** DIRECTION **
Return exactly the lines from the "Extract all readable text from this page." line through the last line of the entries below. Include no pictures.

** EXTRACTED DATA **
----
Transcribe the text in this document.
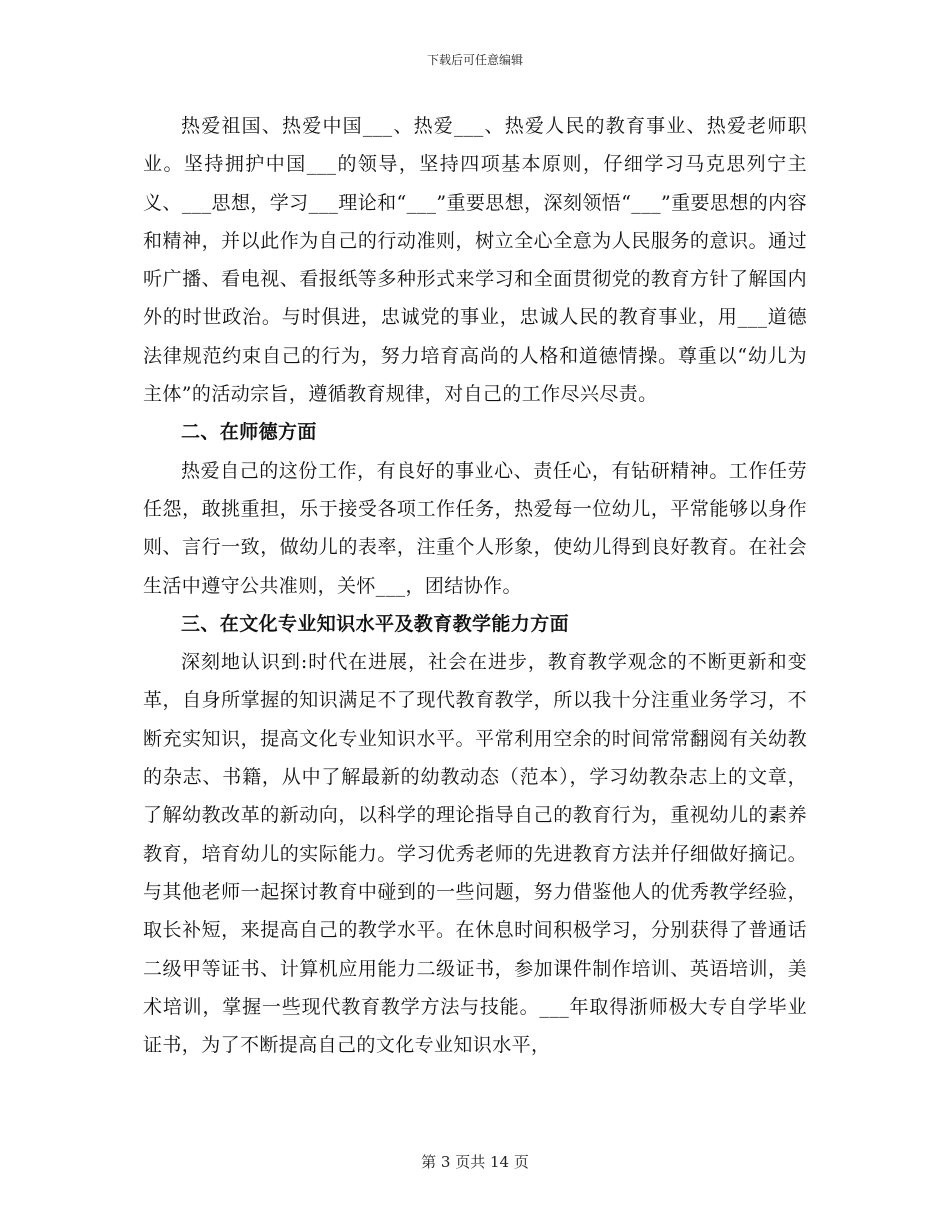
下载后可任意编辑

热爱祖国、热爱中国___、热爱___、热爱人民的教育事业、热爱老师职业。坚持拥护中国___的领导，坚持四项基本原则，仔细学习马克思列宁主义、___思想，学习___理论和“___”重要思想，深刻领悟“___”重要思想的内容和精神，并以此作为自己的行动准则，树立全心全意为人民服务的意识。通过听广播、看电视、看报纸等多种形式来学习和全面贯彻党的教育方针了解国内外的时世政治。与时俱进，忠诚党的事业，忠诚人民的教育事业，用___道德法律规范约束自己的行为，努力培育高尚的人格和道德情操。尊重以“幼儿为主体”的活动宗旨，遵循教育规律，对自己的工作尽兴尽责。

二、在师德方面

热爱自己的这份工作，有良好的事业心、责任心，有钻研精神。工作任劳任怨，敢挑重担，乐于接受各项工作任务，热爱每一位幼儿，平常能够以身作则、言行一致，做幼儿的表率，注重个人形象，使幼儿得到良好教育。在社会生活中遵守公共准则，关怀___，团结协作。

三、在文化专业知识水平及教育教学能力方面

深刻地认识到:时代在进展，社会在进步，教育教学观念的不断更新和变革，自身所掌握的知识满足不了现代教育教学，所以我十分注重业务学习，不断充实知识，提高文化专业知识水平。平常利用空余的时间常常翻阅有关幼教的杂志、书籍，从中了解最新的幼教动态（范本），学习幼教杂志上的文章，了解幼教改革的新动向，以科学的理论指导自己的教育行为，重视幼儿的素养教育，培育幼儿的实际能力。学习优秀老师的先进教育方法并仔细做好摘记。与其他老师一起探讨教育中碰到的一些问题，努力借鉴他人的优秀教学经验，取长补短，来提高自己的教学水平。在休息时间积极学习，分别获得了普通话二级甲等证书、计算机应用能力二级证书，参加课件制作培训、英语培训，美术培训，掌握一些现代教育教学方法与技能。___年取得浙师极大专自学毕业证书，为了不断提高自己的文化专业知识水平，

第 3 页共 14 页
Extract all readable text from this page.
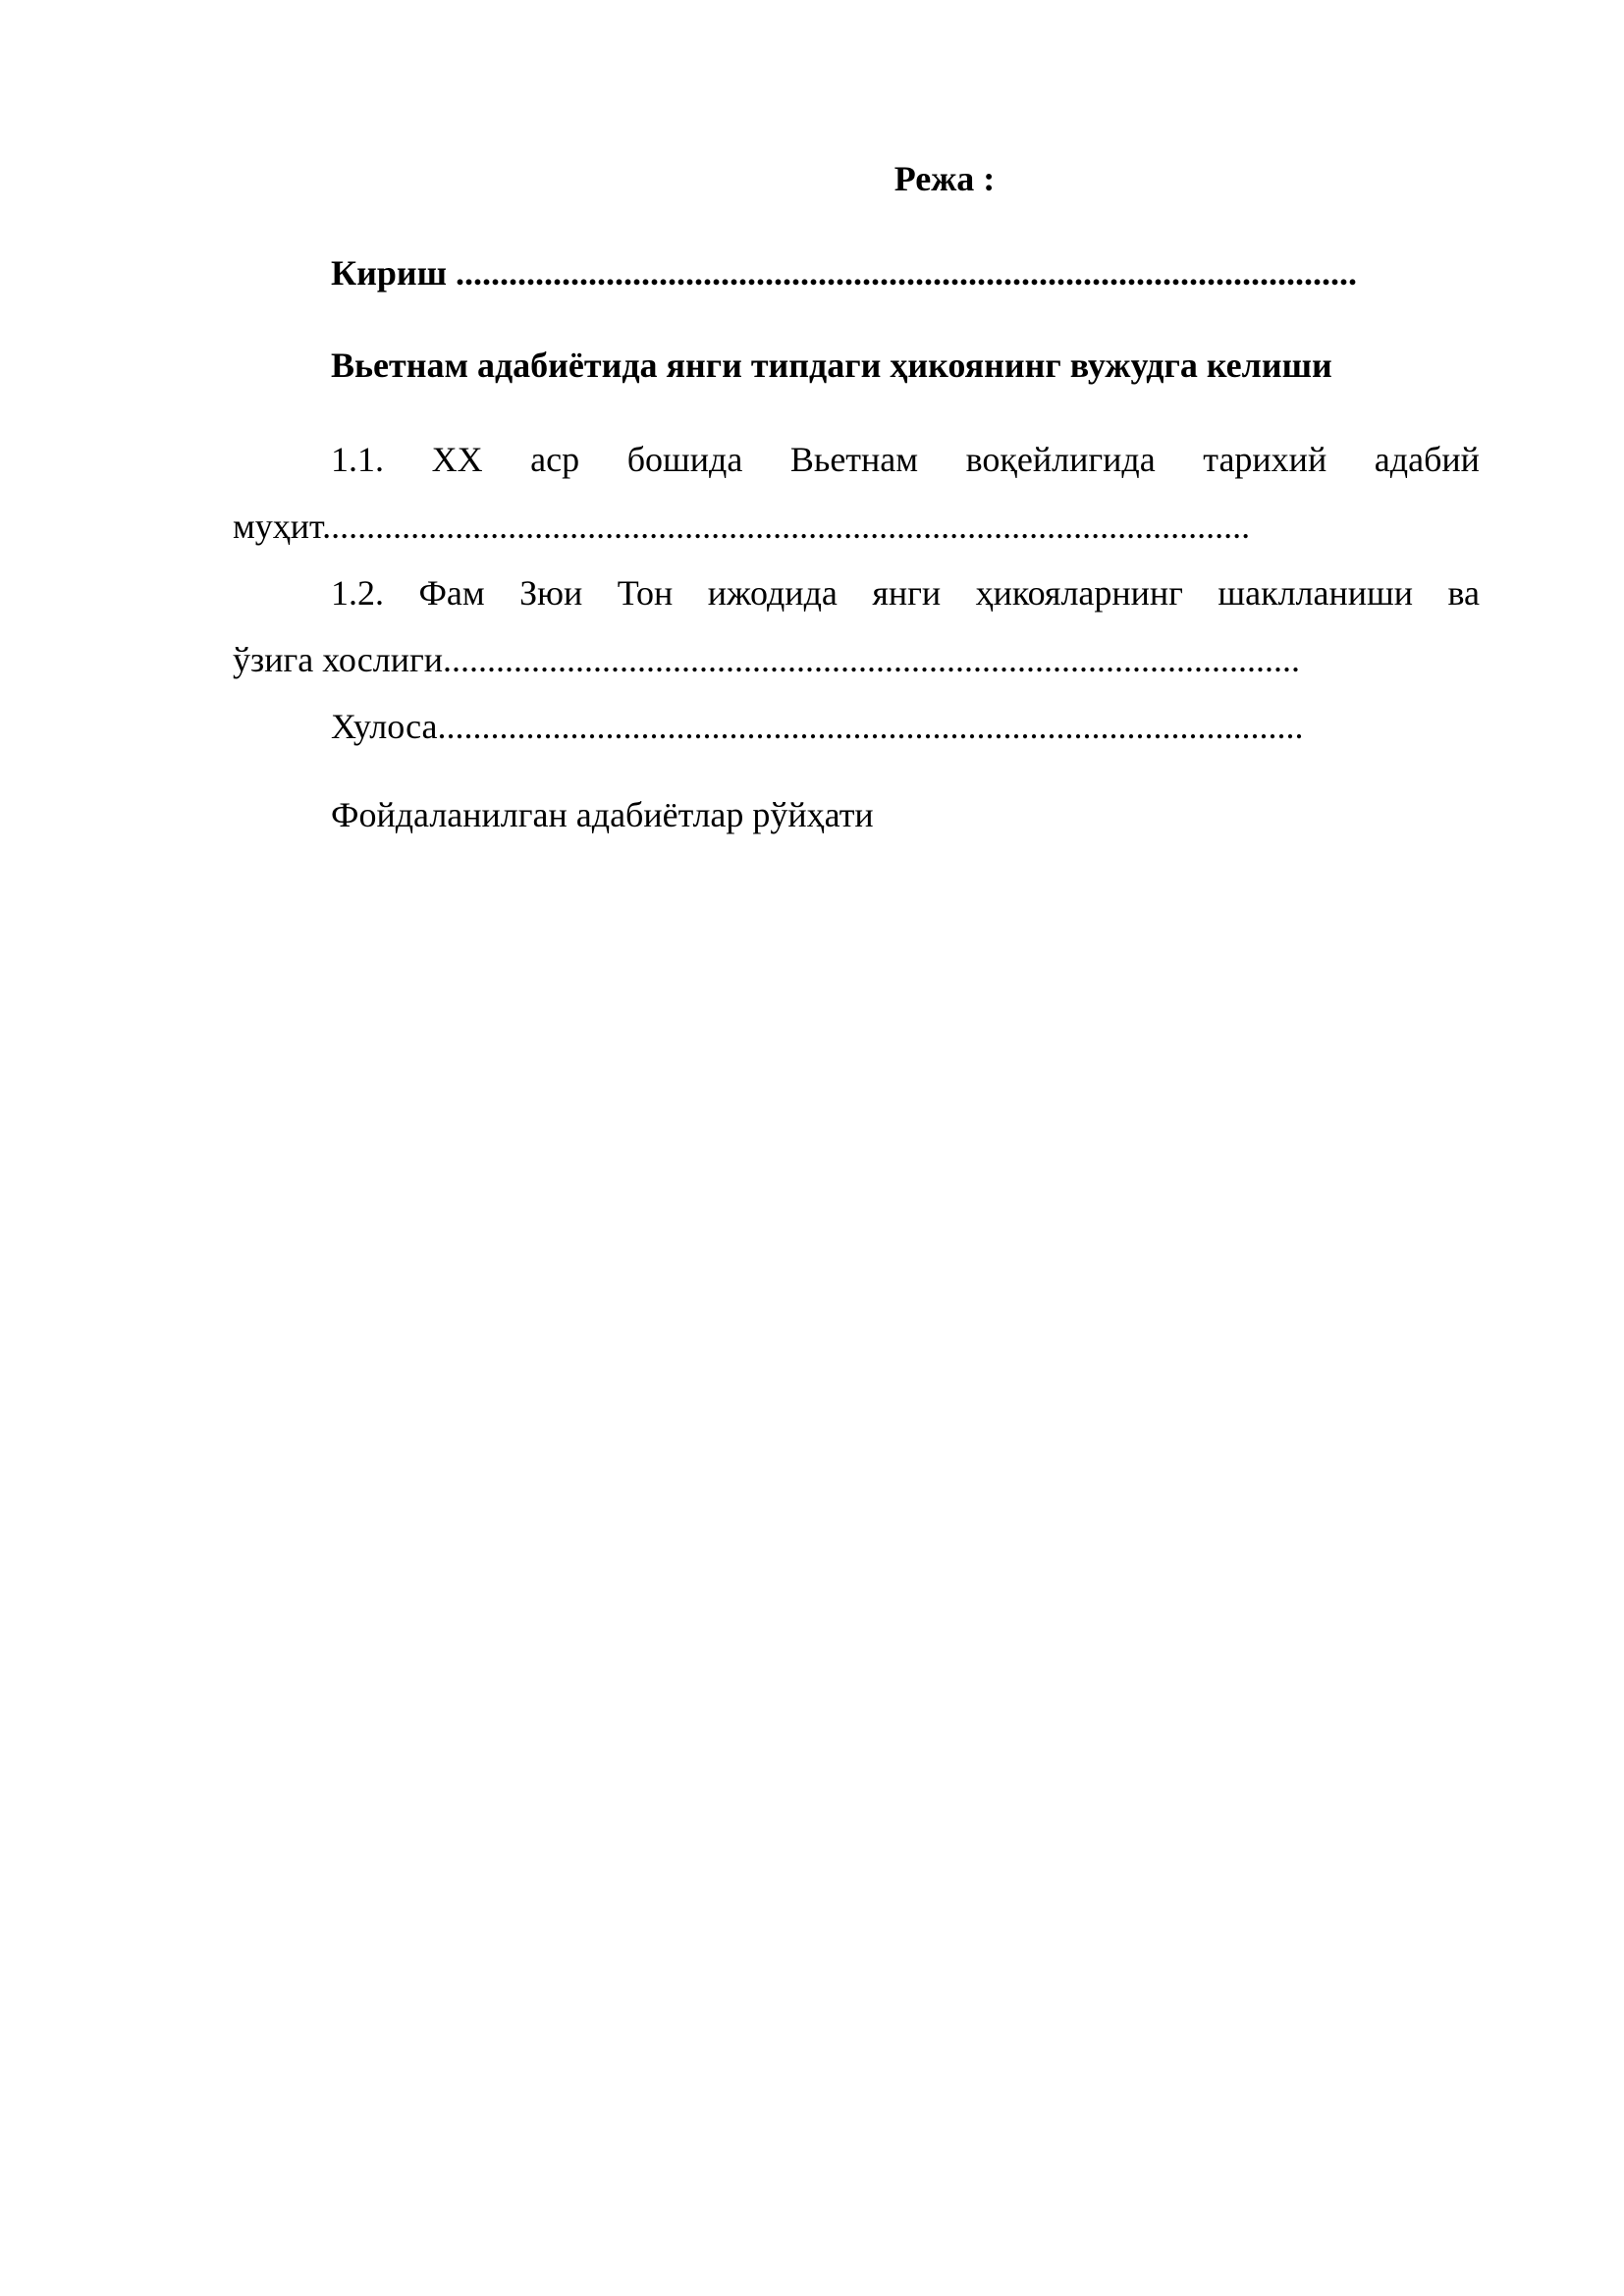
Режа :
Кириш ......................................................................................................
Вьетнам адабиётида янги типдаги ҳикоянинг вужудга келиши
1.1. XX аср бошида Вьетнам воқейлигида тарихий адабий
муҳит.........................................................................................................
1.2. Фам Зюи Тон ижодида янги ҳикояларнинг шаклланиши ва
ўзига хослиги.................................................................................................
Хулоса..................................................................................................
Фойдаланилган адабиётлар рўйҳати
----
** EXERCISE RESPONSE **
Extract all readable text from this page.
Режа :
Кириш ......................................................................................................
Вьетнам адабиётида янги типдаги ҳикоянинг вужудга келиши
1.1. XX аср бошида Вьетнам воқейлигида тарихий адабий
муҳит.........................................................................................................
1.2. Фам Зюи Тон ижодида янги ҳикояларнинг шаклланиши ва
ўзига хослиги.................................................................................................
Хулоса..................................................................................................
Фойдаланилган адабиётлар рўйҳати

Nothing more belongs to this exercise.